* **What to produce**
Using the records below, locate all lines containing "xlabel" and return them.

Collection entries

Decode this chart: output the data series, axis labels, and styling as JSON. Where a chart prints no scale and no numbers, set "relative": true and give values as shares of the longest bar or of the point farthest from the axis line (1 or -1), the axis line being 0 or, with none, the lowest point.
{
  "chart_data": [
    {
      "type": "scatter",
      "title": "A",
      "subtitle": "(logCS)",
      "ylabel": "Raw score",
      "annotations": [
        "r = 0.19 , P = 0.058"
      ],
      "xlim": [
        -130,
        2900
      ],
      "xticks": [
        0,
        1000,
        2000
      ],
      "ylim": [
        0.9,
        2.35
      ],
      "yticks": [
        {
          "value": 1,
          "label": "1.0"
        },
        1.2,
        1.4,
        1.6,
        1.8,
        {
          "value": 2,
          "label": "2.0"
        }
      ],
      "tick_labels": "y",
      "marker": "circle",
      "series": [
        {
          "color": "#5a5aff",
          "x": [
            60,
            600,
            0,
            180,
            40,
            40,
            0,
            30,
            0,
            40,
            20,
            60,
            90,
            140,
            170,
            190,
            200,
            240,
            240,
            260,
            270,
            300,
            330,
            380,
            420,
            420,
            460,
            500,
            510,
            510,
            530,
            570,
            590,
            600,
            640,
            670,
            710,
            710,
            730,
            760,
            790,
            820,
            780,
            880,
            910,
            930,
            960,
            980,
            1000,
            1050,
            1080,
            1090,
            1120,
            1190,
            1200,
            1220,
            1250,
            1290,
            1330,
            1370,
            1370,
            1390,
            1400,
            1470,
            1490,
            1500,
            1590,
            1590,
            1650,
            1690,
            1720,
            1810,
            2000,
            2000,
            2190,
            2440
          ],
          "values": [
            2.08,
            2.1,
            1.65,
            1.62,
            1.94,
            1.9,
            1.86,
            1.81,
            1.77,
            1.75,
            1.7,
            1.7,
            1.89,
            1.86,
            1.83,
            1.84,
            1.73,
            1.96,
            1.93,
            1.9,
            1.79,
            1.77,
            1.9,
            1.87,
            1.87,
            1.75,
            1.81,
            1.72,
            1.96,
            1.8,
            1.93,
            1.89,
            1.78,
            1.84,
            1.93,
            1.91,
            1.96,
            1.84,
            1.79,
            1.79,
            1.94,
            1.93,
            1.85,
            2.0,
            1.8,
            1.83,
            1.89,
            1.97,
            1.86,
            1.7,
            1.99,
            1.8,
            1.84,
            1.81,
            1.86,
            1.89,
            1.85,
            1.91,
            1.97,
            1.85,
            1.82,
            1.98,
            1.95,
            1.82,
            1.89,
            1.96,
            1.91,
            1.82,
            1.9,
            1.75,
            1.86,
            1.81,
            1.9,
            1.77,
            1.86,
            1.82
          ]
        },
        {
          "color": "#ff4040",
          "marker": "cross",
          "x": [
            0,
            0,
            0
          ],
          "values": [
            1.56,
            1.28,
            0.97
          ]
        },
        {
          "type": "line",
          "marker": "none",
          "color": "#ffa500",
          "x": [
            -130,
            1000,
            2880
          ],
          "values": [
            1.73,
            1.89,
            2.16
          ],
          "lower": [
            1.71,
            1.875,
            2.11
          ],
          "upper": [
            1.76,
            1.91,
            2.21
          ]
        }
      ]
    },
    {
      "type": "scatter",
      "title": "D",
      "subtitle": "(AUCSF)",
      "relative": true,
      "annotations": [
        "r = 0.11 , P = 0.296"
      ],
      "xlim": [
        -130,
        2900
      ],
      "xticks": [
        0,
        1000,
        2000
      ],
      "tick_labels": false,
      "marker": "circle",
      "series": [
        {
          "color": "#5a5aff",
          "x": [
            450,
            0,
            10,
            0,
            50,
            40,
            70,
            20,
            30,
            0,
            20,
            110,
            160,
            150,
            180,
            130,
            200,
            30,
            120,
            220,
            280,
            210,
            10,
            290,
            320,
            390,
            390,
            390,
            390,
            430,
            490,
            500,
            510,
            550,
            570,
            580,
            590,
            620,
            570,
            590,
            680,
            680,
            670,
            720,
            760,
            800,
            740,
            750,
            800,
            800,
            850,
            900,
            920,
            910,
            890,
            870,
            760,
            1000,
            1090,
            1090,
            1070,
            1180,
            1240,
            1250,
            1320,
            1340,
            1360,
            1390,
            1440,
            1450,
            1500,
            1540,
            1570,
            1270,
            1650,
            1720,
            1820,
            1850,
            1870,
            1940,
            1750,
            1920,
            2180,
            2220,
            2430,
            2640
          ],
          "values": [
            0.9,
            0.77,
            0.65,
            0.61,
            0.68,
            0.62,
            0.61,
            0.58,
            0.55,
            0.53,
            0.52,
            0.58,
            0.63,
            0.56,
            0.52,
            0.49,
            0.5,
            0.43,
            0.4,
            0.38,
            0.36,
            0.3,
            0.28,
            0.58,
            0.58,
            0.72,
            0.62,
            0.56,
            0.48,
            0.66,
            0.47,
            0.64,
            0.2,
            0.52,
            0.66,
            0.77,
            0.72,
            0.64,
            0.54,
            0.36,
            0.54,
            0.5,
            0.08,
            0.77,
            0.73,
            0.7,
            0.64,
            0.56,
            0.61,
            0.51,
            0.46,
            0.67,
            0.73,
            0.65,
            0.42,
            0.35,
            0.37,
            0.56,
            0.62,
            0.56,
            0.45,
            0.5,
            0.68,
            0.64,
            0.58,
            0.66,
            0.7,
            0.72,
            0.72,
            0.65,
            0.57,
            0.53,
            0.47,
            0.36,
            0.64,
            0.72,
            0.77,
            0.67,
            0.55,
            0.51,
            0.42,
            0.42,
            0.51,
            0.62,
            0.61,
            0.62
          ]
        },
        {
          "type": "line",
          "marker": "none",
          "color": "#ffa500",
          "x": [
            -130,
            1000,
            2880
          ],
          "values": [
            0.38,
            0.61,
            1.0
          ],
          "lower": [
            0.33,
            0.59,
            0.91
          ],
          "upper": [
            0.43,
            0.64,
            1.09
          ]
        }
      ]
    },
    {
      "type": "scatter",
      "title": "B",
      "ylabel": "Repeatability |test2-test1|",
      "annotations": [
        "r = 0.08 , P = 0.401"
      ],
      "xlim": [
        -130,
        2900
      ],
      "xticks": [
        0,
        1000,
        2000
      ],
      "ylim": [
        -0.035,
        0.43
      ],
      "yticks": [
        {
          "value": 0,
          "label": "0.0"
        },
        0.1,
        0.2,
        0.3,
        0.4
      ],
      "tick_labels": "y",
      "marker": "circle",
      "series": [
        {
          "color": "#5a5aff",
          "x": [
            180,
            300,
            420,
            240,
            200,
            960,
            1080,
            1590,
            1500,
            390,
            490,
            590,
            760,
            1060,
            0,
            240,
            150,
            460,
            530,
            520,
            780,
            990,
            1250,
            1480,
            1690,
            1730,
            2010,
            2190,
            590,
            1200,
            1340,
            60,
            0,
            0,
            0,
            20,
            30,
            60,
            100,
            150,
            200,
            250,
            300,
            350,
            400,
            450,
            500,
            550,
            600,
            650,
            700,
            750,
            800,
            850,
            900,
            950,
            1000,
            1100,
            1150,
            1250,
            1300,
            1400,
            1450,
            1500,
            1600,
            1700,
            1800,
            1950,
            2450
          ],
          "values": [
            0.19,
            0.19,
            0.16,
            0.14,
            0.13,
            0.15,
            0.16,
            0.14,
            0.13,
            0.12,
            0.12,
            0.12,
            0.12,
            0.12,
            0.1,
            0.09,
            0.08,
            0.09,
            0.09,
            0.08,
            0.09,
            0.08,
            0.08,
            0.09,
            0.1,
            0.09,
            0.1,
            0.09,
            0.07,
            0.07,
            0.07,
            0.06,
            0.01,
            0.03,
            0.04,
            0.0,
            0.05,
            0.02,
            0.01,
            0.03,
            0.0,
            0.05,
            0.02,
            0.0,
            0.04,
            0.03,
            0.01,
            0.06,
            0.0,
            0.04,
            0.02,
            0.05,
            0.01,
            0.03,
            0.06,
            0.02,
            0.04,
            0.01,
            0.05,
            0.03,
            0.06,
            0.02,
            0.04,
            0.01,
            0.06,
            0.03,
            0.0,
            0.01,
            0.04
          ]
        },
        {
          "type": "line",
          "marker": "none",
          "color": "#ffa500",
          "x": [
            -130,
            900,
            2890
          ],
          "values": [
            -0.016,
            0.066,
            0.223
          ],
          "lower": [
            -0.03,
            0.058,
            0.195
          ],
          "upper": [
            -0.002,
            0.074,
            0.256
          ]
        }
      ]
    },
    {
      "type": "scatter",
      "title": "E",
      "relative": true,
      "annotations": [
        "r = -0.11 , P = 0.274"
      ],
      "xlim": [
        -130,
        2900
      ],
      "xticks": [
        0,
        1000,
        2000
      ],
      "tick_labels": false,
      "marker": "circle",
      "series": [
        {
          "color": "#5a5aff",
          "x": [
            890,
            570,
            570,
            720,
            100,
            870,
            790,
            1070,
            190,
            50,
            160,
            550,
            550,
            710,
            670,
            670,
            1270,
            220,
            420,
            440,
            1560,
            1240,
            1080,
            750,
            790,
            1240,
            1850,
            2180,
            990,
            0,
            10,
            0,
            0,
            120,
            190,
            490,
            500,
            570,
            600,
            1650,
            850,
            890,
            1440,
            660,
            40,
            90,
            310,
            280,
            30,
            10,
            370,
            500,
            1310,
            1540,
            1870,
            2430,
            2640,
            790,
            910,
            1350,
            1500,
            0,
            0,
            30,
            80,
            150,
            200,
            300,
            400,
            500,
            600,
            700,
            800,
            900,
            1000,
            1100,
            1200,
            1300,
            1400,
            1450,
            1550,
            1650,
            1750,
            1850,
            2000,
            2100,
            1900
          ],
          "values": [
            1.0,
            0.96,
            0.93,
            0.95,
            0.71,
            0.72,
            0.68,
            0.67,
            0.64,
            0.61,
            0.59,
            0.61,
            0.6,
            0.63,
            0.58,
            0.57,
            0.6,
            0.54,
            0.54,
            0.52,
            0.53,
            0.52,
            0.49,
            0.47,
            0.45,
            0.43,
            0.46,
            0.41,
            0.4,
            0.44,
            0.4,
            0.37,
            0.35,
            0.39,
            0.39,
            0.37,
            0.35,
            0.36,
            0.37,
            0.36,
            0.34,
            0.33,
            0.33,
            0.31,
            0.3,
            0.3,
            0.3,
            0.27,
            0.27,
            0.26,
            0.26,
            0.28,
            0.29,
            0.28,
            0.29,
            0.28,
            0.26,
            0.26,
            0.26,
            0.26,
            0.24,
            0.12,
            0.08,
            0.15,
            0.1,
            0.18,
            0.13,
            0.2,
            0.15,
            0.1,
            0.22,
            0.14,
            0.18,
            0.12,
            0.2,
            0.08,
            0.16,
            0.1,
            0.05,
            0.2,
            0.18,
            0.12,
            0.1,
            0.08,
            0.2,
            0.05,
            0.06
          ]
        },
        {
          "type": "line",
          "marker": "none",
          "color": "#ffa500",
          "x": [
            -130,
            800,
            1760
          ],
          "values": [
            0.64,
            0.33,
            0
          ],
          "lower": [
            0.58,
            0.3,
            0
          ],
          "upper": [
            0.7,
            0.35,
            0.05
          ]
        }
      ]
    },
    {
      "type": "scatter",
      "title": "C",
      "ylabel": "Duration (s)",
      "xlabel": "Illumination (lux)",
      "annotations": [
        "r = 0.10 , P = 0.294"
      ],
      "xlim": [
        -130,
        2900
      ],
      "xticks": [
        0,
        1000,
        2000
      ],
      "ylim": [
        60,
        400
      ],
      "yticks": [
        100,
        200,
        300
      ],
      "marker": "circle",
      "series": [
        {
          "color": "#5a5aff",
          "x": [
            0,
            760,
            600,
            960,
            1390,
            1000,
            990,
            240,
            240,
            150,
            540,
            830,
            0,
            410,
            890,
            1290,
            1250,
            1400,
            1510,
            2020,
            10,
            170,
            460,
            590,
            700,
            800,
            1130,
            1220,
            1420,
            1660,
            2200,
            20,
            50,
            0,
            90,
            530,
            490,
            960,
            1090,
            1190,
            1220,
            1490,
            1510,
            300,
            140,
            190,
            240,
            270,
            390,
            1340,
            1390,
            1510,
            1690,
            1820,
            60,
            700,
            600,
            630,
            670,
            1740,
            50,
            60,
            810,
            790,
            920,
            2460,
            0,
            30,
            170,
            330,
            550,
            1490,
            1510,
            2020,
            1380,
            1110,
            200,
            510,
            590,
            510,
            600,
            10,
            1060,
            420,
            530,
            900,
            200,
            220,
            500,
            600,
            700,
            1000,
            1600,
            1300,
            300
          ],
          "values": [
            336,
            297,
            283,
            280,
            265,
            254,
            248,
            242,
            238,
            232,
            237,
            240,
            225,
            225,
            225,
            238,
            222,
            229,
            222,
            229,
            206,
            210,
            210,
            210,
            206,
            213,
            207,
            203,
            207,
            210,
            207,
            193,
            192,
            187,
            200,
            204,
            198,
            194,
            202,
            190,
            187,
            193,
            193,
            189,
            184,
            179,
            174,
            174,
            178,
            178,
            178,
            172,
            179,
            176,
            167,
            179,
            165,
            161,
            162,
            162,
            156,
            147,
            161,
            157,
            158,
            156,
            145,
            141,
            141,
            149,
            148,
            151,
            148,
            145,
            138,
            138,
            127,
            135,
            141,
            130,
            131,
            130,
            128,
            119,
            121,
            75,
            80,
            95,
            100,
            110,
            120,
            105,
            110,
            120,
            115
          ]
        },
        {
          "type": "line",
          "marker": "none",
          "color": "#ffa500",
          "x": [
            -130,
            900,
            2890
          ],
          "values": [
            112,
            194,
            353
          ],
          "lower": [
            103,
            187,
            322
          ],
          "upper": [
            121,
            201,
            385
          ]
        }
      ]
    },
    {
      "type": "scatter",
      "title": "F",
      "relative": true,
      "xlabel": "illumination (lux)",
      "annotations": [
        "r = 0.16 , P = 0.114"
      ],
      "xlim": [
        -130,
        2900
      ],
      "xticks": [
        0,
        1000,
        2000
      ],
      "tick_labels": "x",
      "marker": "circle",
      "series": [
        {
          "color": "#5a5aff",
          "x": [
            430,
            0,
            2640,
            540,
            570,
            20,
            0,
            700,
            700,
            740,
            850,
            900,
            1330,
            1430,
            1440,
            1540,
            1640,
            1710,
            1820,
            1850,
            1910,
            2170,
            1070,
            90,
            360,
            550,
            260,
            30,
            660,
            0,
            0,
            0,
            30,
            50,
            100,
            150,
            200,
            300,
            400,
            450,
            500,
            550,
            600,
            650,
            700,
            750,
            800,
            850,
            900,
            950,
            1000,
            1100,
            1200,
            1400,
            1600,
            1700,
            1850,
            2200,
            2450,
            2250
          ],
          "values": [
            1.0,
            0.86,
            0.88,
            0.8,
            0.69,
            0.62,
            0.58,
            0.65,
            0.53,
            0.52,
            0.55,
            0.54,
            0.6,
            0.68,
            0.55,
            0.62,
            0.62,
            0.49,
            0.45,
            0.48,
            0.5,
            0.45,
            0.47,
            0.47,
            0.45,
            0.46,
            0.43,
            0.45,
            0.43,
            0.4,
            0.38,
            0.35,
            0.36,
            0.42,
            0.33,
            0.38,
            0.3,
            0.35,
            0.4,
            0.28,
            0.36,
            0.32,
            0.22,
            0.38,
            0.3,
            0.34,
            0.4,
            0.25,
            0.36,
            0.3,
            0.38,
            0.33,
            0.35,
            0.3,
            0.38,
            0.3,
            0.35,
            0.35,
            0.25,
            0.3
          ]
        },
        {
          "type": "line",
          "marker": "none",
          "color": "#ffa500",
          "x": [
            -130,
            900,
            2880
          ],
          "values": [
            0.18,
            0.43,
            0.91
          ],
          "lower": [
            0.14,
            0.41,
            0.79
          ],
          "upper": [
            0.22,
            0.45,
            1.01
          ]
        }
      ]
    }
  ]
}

* **Reply to the exercise**
      "xlabel": "Illumination (lux)",
      "xlabel": "illumination (lux)",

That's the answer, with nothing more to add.